**YOUR INSTRUCTIONS**:
Using the listing below, select the lines with the word "Hello" and copy them.

Data entries
------
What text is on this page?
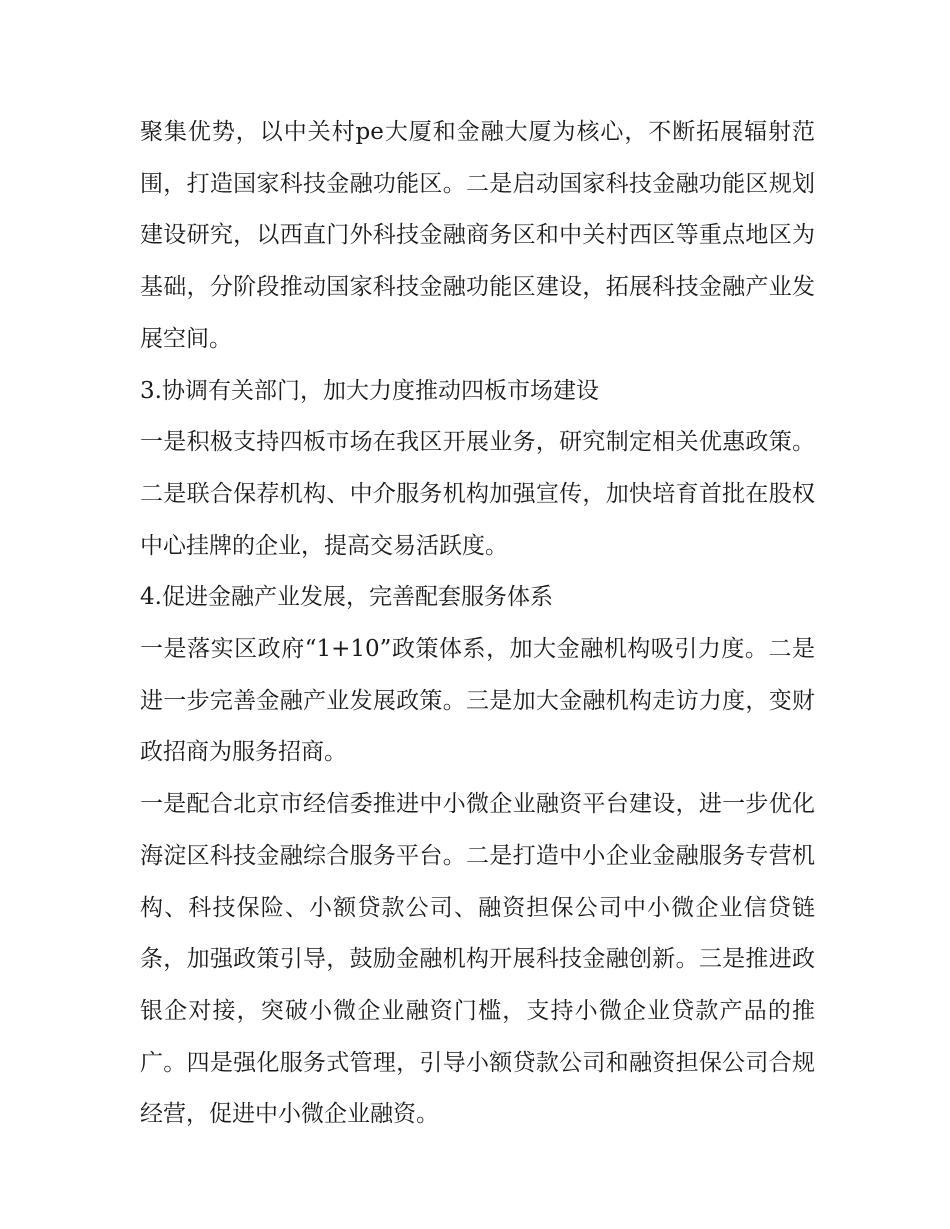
聚集优势，以中关村pe大厦和金融大厦为核心，不断拓展辐射范围，打造国家科技金融功能区。二是启动国家科技金融功能区规划建设研究，以西直门外科技金融商务区和中关村西区等重点地区为基础，分阶段推动国家科技金融功能区建设，拓展科技金融产业发展空间。

3.协调有关部门，加大力度推动四板市场建设

一是积极支持四板市场在我区开展业务，研究制定相关优惠政策。二是联合保荐机构、中介服务机构加强宣传，加快培育首批在股权中心挂牌的企业，提高交易活跃度。

4.促进金融产业发展，完善配套服务体系

一是落实区政府“1+10”政策体系，加大金融机构吸引力度。二是进一步完善金融产业发展政策。三是加大金融机构走访力度，变财政招商为服务招商。

一是配合北京市经信委推进中小微企业融资平台建设，进一步优化海淀区科技金融综合服务平台。二是打造中小企业金融服务专营机构、科技保险、小额贷款公司、融资担保公司中小微企业信贷链条，加强政策引导，鼓励金融机构开展科技金融创新。三是推进政银企对接，突破小微企业融资门槛，支持小微企业贷款产品的推广。四是强化服务式管理，引导小额贷款公司和融资担保公司合规经营，促进中小微企业融资。
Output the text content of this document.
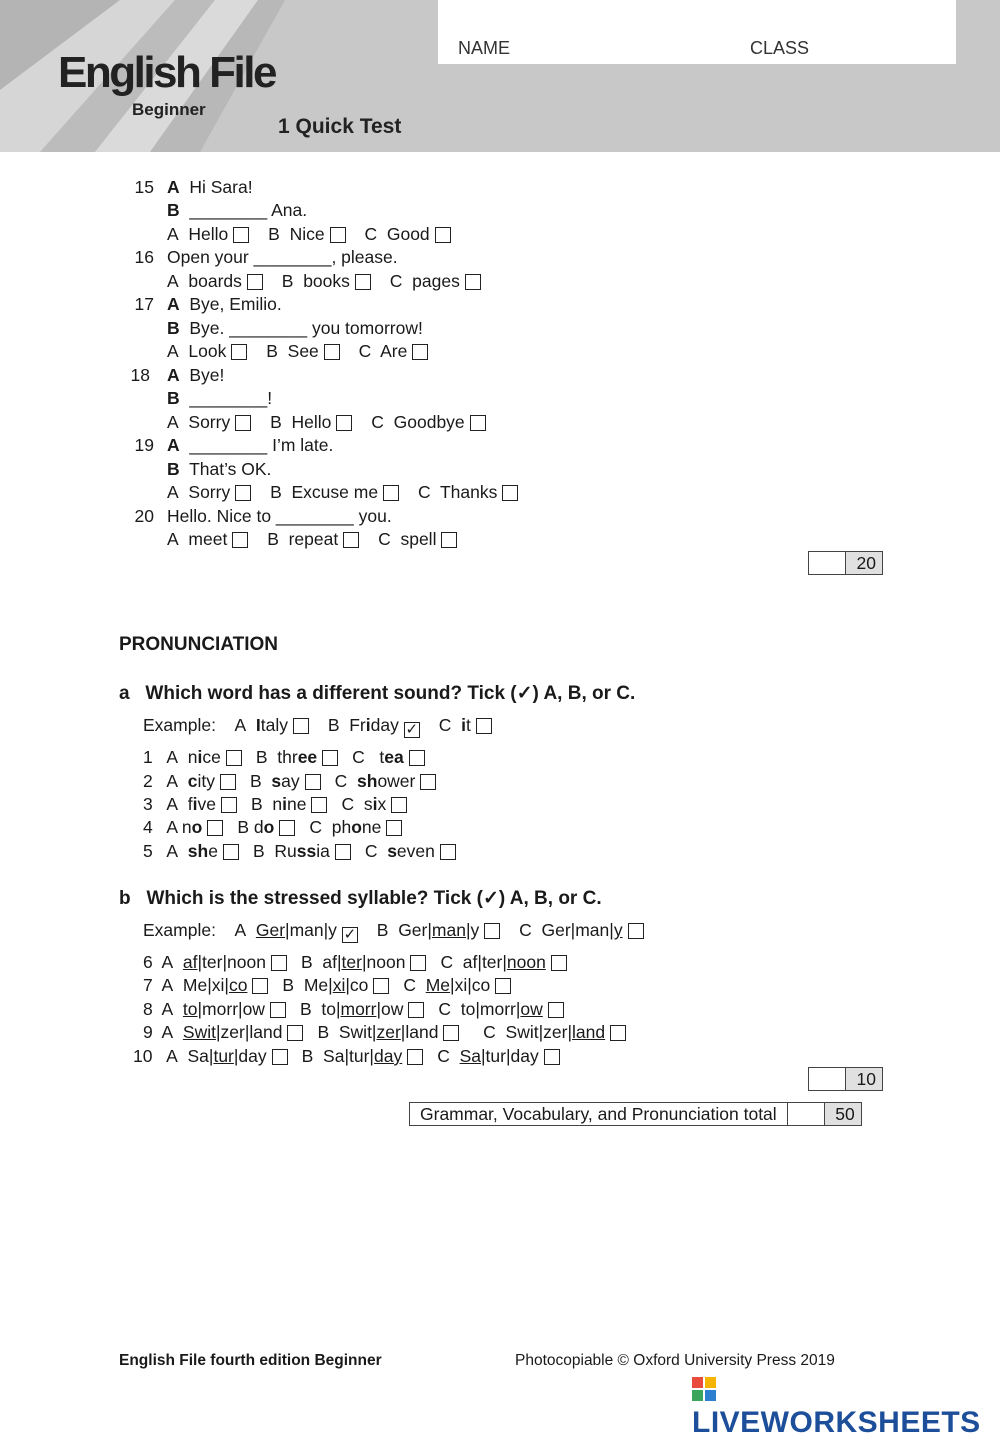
English File
Beginner
NAME	CLASS
1 Quick Test
15 A Hi Sara!
B ________ Ana.
A  Hello B  Nice C  Good
16 Open your ________, please.
A  boards B  books C  pages
17 A Bye, Emilio.
B Bye. ________ you tomorrow!
A  Look B  See C  Are
18 A Bye!
B ________!
A  Sorry B  Hello C  Goodbye
19 A ________ I’m late.
B That’s OK.
A  Sorry B  Excuse me C  Thanks
20 Hello. Nice to ________ you.
A  meet B  repeat C  spell
20
PRONUNCIATION
a   Which word has a different sound? Tick (✓) A, B, or C.
Example: A  Italy B  Friday ✓ C  it
1   A  nice B  three C   tea
2   A  city B  say C  shower
3   A  five B  nine C  six
4   A no B do C  phone
5   A  she B  Russia C  seven
b   Which is the stressed syllable? Tick (✓) A, B, or C.
Example: A  Ger|man|y ✓ B  Ger|man|y C  Ger|man|y
6  A  af|ter|noon B  af|ter|noon C  af|ter|noon
7  A  Me|xi|co B  Me|xi|co C  Me|xi|co
8  A  to|morr|ow B  to|morr|ow C  to|morr|ow
9  A  Swit|zer|land B  Swit|zer|land	C  Swit|zer|land
10   A  Sa|tur|day B  Sa|tur|day C  Sa|tur|day
10
Grammar, Vocabulary, and Pronunciation total	50
English File fourth edition Beginner	Photocopiable © Oxford University Press 2019
LIVEWORKSHEETS
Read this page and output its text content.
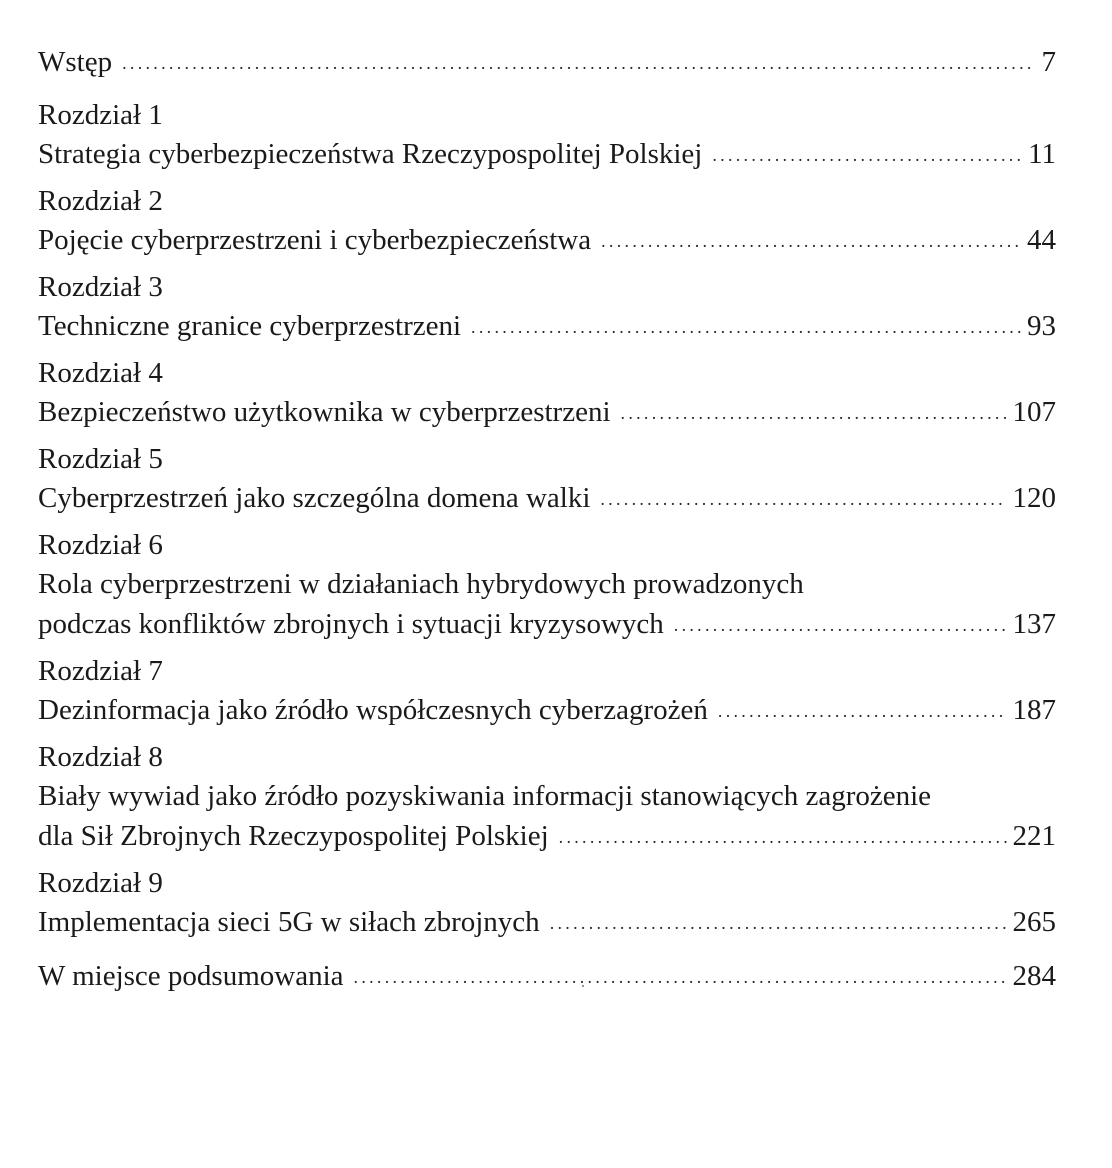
Wstęp . . .	7
Rozdział 1
Strategia cyberbezpieczeństwa Rzeczypospolitej Polskiej . . .	11
Rozdział 2
Pojęcie cyberprzestrzeni i cyberbezpieczeństwa . . .	44
Rozdział 3
Techniczne granice cyberprzestrzeni . . .	93
Rozdział 4
Bezpieczeństwo użytkownika w cyberprzestrzeni . . .	107
Rozdział 5
Cyberprzestrzeń jako szczególna domena walki . . .	120
Rozdział 6
Rola cyberprzestrzeni w działaniach hybrydowych prowadzonych
podczas konfliktów zbrojnych i sytuacji kryzysowych . . .	137
Rozdział 7
Dezinformacja jako źródło współczesnych cyberzagrożeń . . .	187
Rozdział 8
Biały wywiad jako źródło pozyskiwania informacji stanowiących zagrożenie
dla Sił Zbrojnych Rzeczypospolitej Polskiej . . .	221
Rozdział 9
Implementacja sieci 5G w siłach zbrojnych . . .	265
W miejsce podsumowania . . .	284
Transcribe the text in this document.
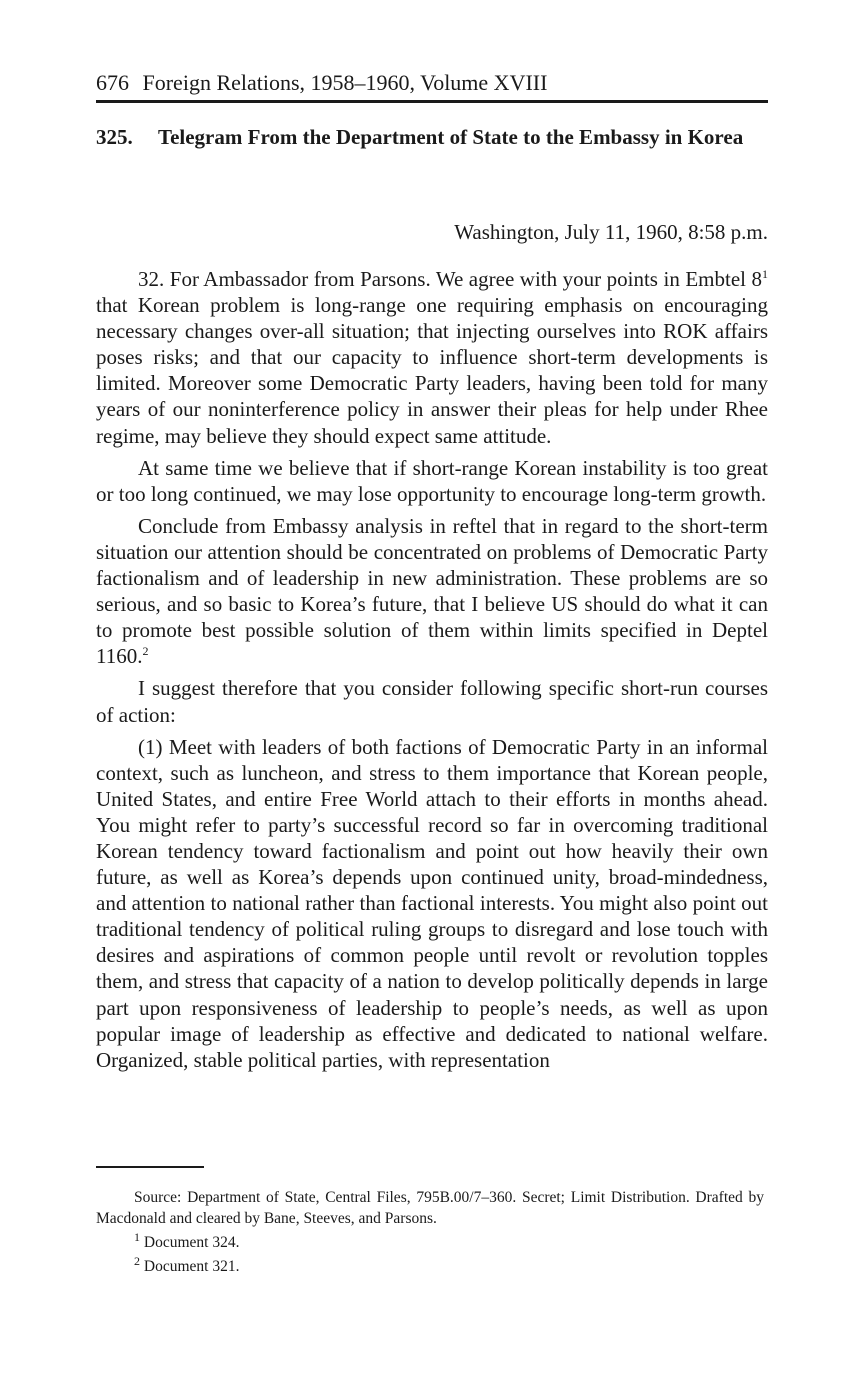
676 Foreign Relations, 1958–1960, Volume XVIII
325. Telegram From the Department of State to the Embassy in Korea
Washington, July 11, 1960, 8:58 p.m.

32. For Ambassador from Parsons. We agree with your points in Embtel $8^1$ that Korean problem is long-range one requiring emphasis on encouraging necessary changes over-all situation; that injecting ourselves into ROK affairs poses risks; and that our capacity to influence short-term developments is limited. Moreover some Democratic Party leaders, having been told for many years of our noninterference policy in answer their pleas for help under Rhee regime, may believe they should expect same attitude.

At same time we believe that if short-range Korean instability is too great or too long continued, we may lose opportunity to encourage long-term growth.

Conclude from Embassy analysis in reftel that in regard to the short-term situation our attention should be concentrated on problems of Democratic Party factionalism and of leadership in new administration. These problems are so serious, and so basic to Korea’s future, that I believe US should do what it can to promote best possible solution of them within limits specified in Deptel 1160.$^2$

I suggest therefore that you consider following specific short-run courses of action:

(1) Meet with leaders of both factions of Democratic Party in an informal context, such as luncheon, and stress to them importance that Korean people, United States, and entire Free World attach to their efforts in months ahead. You might refer to party’s successful record so far in overcoming traditional Korean tendency toward factionalism and point out how heavily their own future, as well as Korea’s depends upon continued unity, broad-mindedness, and attention to national rather than factional interests. You might also point out traditional tendency of political ruling groups to disregard and lose touch with desires and aspirations of common people until revolt or revolution topples them, and stress that capacity of a nation to develop politically depends in large part upon responsiveness of leadership to people’s needs, as well as upon popular image of leadership as effective and dedicated to national welfare. Organized, stable political parties, with representation

Source: Department of State, Central Files, 795B.00/7–360. Secret; Limit Distribution. Drafted by Macdonald and cleared by Bane, Steeves, and Parsons.

$^1$ Document 324.

$^2$ Document 321.
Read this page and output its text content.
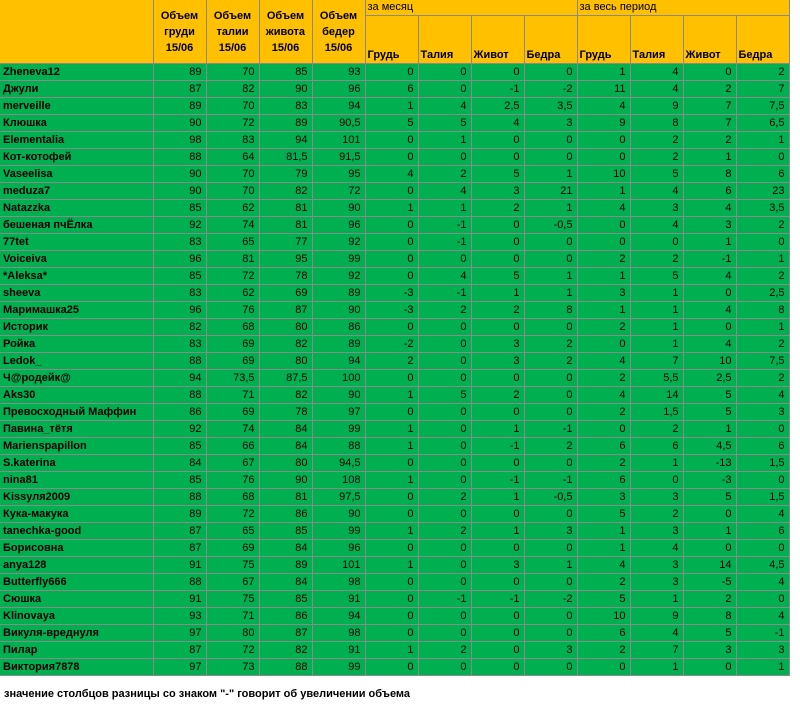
	Объем груди 15/06	Объем талии 15/06	Объем живота 15/06	Объем бедер 15/06	за месяц				за весь период			
					Грудь	Талия	Живот	Бедра	Грудь	Талия	Живот	Бедра
Zheneva12	89	70	85	93	0	0	0	0	1	4	0	2
Джули	87	82	90	96	6	0	-1	-2	11	4	2	7
merveille	89	70	83	94	1	4	2,5	3,5	4	9	7	7,5
Клюшка	90	72	89	90,5	5	5	4	3	9	8	7	6,5
Elementalia	98	83	94	101	0	1	0	0	0	2	2	1
Кот-котофей	88	64	81,5	91,5	0	0	0	0	0	2	1	0
Vaseelisa	90	70	79	95	4	2	5	1	10	5	8	6
meduza7	90	70	82	72	0	4	3	21	1	4	6	23
Natazzka	85	62	81	90	1	1	2	1	4	3	4	3,5
бешеная пчЁлка	92	74	81	96	0	-1	0	-0,5	0	4	3	2
77tet	83	65	77	92	0	-1	0	0	0	0	1	0
Voiceiva	96	81	95	99	0	0	0	0	2	2	-1	1
*Aleksa*	85	72	78	92	0	4	5	1	1	5	4	2
sheeva	83	62	69	89	-3	-1	1	1	3	1	0	2,5
Маримашка25	96	76	87	90	-3	2	2	8	1	1	4	8
Историк	82	68	80	86	0	0	0	0	2	1	0	1
Ройка	83	69	82	89	-2	0	3	2	0	1	4	2
Ledok_	88	69	80	94	2	0	3	2	4	7	10	7,5
Ч@родейк@	94	73,5	87,5	100	0	0	0	0	2	5,5	2,5	2
Aks30	88	71	82	90	1	5	2	0	4	14	5	4
Превосходный Маффин	86	69	78	97	0	0	0	0	2	1,5	5	3
Павина_тётя	92	74	84	99	1	0	1	-1	0	2	1	0
Marienspapillon	85	66	84	88	1	0	-1	2	6	6	4,5	6
S.katerina	84	67	80	94,5	0	0	0	0	2	1	-13	1,5
nina81	85	76	90	108	1	0	-1	-1	6	0	-3	0
Kissуля2009	88	68	81	97,5	0	2	1	-0,5	3	3	5	1,5
Кука-макука	89	72	86	90	0	0	0	0	5	2	0	4
tanechka-good	87	65	85	99	1	2	1	3	1	3	1	6
Борисовна	87	69	84	96	0	0	0	0	1	4	0	0
anya128	91	75	89	101	1	0	3	1	4	3	14	4,5
Butterfly666	88	67	84	98	0	0	0	0	2	3	-5	4
Сюшка	91	75	85	91	0	-1	-1	-2	5	1	2	0
Klinovaya	93	71	86	94	0	0	0	0	10	9	8	4
Викуля-вреднуля	97	80	87	98	0	0	0	0	6	4	5	-1
Пилар	87	72	82	91	1	2	0	3	2	7	3	3
Виктория7878	97	73	88	99	0	0	0	0	0	1	0	1
значение столбцов разницы со знаком "-" говорит об увеличении объема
------
**RESULT FOR THIS TASK**:
A  Hello B  Nice C  Good
A  Sorry B  Hello C  Goodbye
20 Hello. Nice to ________ you.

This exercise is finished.